• ARTICLE
+--
The MC for the evening kept the guests excited and the atmosphere light. We dined on the first 'cold meal', drinking champagne toasts, and watching traditional Moldovan dancers sweep over the bits of free space between the tables. After the meal we adjourned back to the dancing room where the bride and groom shared their first dance, complete with fog and bubble machines. Dancing commenced after this. I like the way Moldovans dance. Everyone has their own sort of space to dance, it's also quite calm, a back and forth motion with hands slightly raised is good enough, and for me that is about all I can manage. The dancing went on for a number of hours, coffee and tea were served with some mid-evening cakes.

When the dancing finally came to an end everyone made their way back into the dining room. It was time for the second 'hot meal'. Before this meal, the chicken that had been dressed up earlier in the day was presented to the god couple of the newlyweds. This is also a Moldovan custom, the newlyweds choose another young married couple to act as their mentors in marriage. I like this custom of seeking a couple to mentor and guide couples through good times and bad. I would imagine this system comes in handy when the couple needs a third parties advice, who better to turn to than people who are entrusted with the role to love and support the couple? After the funny chicken is delivered, the hand washing ritual is performed with the newlyweds washing the hands of their god couple. Following the hand washing, braided round bread and wine is served as a toast to the god couple. The 'hot meal' is then served, customarily this includes sarmale (grape leaves wrapped with rice and meat), and some meat dishes.

When the second meal has finished the couple than gets toasts from nearly everyone at the wedding. This was the portion of the evening that definitely strays from what we Americans would consider good etiquette. At the end of every toast the person announces how much money they are giving to the couple and then the money is placed into a large glass vase. My host mom explained that people are to state how much they are giving so no one takes advantage of the couple. Luckily, host mom took the microphone when it was our turn and I was spared from having to state how much I was throwing in the pot, she said it for me. This sort of thing wouldn't fly back home.
+--
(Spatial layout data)
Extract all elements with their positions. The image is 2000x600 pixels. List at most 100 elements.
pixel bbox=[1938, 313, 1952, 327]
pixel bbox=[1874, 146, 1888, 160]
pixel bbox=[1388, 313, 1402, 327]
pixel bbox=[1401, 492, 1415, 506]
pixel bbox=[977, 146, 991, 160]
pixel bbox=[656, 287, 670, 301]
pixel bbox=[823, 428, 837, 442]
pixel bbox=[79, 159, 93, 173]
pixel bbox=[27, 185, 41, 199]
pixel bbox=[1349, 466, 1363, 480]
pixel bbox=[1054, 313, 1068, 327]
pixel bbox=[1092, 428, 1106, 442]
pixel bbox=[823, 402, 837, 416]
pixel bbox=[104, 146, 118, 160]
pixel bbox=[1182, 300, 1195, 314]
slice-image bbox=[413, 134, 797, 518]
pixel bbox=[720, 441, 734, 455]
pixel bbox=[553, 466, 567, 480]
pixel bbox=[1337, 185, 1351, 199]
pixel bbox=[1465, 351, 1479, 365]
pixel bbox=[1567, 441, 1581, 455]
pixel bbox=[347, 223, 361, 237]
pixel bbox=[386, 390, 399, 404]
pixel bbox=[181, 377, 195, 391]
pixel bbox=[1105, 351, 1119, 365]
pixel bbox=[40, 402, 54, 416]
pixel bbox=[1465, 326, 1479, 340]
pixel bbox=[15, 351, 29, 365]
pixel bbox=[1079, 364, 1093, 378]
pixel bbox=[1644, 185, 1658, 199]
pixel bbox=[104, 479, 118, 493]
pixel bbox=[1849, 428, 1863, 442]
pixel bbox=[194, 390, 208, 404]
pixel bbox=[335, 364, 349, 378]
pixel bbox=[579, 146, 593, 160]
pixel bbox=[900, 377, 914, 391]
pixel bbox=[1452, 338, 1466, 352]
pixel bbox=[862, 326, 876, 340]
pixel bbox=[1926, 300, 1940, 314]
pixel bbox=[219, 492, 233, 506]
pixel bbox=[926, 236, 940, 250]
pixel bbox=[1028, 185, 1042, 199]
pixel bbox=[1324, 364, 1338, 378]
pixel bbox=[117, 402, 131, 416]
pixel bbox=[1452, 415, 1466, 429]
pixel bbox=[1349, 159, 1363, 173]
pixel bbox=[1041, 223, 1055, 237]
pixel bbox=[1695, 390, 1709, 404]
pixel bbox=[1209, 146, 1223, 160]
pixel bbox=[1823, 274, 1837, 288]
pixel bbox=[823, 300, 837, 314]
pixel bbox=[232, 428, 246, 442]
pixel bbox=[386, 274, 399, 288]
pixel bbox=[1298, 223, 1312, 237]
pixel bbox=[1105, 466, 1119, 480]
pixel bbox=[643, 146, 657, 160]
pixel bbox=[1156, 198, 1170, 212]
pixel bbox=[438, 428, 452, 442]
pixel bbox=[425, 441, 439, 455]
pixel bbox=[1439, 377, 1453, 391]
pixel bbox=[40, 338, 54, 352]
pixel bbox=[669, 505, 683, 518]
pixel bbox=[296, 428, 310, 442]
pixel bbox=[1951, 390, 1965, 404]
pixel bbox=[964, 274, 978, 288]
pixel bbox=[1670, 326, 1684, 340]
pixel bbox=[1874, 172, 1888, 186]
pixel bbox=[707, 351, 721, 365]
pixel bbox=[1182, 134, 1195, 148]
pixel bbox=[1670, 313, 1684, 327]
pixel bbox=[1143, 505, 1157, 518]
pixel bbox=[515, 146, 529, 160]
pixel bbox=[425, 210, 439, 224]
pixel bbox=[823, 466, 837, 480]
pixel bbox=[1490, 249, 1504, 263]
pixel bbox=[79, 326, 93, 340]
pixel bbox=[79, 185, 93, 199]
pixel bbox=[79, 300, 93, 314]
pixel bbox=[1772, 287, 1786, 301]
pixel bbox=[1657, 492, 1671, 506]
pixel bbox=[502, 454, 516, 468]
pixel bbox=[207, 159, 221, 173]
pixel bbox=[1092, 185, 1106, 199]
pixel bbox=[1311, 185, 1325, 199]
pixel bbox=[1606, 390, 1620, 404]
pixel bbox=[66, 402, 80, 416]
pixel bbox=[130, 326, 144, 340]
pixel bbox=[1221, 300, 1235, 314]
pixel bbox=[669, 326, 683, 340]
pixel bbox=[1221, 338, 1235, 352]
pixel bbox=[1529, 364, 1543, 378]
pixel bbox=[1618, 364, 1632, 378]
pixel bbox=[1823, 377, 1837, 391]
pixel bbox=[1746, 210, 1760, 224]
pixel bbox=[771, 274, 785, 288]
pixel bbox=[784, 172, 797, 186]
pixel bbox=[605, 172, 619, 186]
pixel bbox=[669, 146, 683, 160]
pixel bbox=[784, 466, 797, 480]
+--
• SET PROBLEM
From the passage about the Moldovan wedding, extract the words from "When the second" up to and including "fly back home.".

• THE COMPLETED TASK
When the second meal has finished the couple than gets toasts from nearly everyone at the wedding. This was the portion of the evening that definitely strays from what we Americans would consider good etiquette. At the end of every toast the person announces how much money they are giving to the couple and then the money is placed into a large glass vase. My host mom explained that people are to state how much they are giving so no one takes advantage of the couple. Luckily, host mom took the microphone when it was our turn and I was spared from having to state how much I was throwing in the pot, she said it for me. This sort of thing wouldn't fly back home.